What is asked: Give back every line exactly as it appears, pictures excluded.

Stored records:
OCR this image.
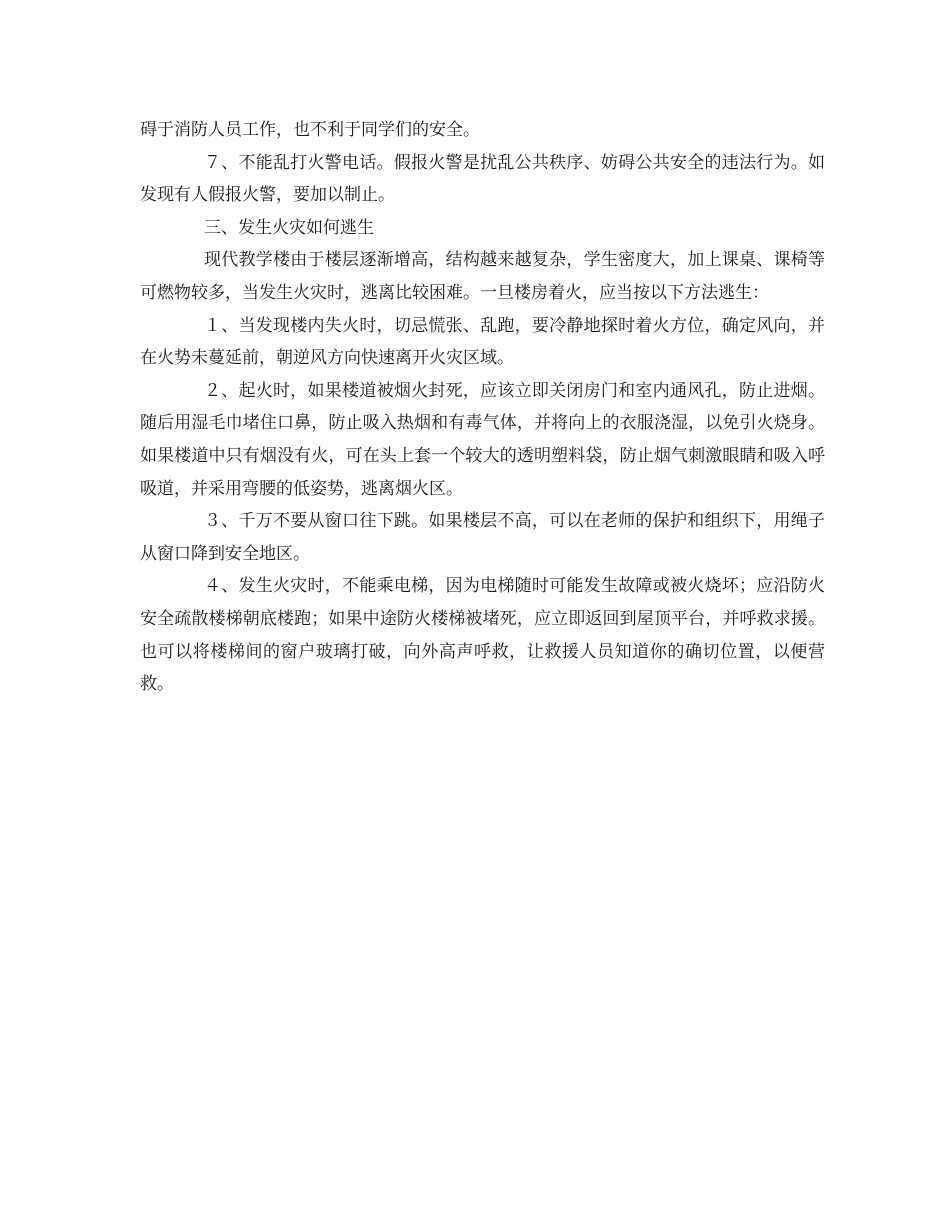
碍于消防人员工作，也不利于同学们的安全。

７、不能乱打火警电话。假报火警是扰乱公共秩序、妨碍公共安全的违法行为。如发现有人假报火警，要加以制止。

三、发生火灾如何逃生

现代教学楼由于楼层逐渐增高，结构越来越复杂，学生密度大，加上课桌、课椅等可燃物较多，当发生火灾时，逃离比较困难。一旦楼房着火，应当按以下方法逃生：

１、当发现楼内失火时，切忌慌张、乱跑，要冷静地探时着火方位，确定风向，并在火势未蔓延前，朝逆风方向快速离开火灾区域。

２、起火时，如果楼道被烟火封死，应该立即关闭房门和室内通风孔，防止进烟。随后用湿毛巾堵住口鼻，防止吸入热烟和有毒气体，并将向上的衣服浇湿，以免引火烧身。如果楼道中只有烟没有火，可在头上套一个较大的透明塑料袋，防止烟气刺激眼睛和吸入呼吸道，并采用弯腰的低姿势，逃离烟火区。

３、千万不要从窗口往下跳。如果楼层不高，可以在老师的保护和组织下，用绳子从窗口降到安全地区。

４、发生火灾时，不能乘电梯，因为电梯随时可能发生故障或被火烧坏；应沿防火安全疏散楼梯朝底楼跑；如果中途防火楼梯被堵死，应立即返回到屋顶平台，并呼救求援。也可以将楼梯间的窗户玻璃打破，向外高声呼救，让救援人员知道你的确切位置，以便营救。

Response to the task:
OCR this image.
碍于消防人员工作，也不利于同学们的安全。

７、不能乱打火警电话。假报火警是扰乱公共秩序、妨碍公共安全的违法行为。如发现有人假报火警，要加以制止。

三、发生火灾如何逃生

现代教学楼由于楼层逐渐增高，结构越来越复杂，学生密度大，加上课桌、课椅等可燃物较多，当发生火灾时，逃离比较困难。一旦楼房着火，应当按以下方法逃生：

１、当发现楼内失火时，切忌慌张、乱跑，要冷静地探时着火方位，确定风向，并在火势未蔓延前，朝逆风方向快速离开火灾区域。

２、起火时，如果楼道被烟火封死，应该立即关闭房门和室内通风孔，防止进烟。随后用湿毛巾堵住口鼻，防止吸入热烟和有毒气体，并将向上的衣服浇湿，以免引火烧身。如果楼道中只有烟没有火，可在头上套一个较大的透明塑料袋，防止烟气刺激眼睛和吸入呼吸道，并采用弯腰的低姿势，逃离烟火区。

３、千万不要从窗口往下跳。如果楼层不高，可以在老师的保护和组织下，用绳子从窗口降到安全地区。

４、发生火灾时，不能乘电梯，因为电梯随时可能发生故障或被火烧坏；应沿防火安全疏散楼梯朝底楼跑；如果中途防火楼梯被堵死，应立即返回到屋顶平台，并呼救求援。也可以将楼梯间的窗户玻璃打破，向外高声呼救，让救援人员知道你的确切位置，以便营救。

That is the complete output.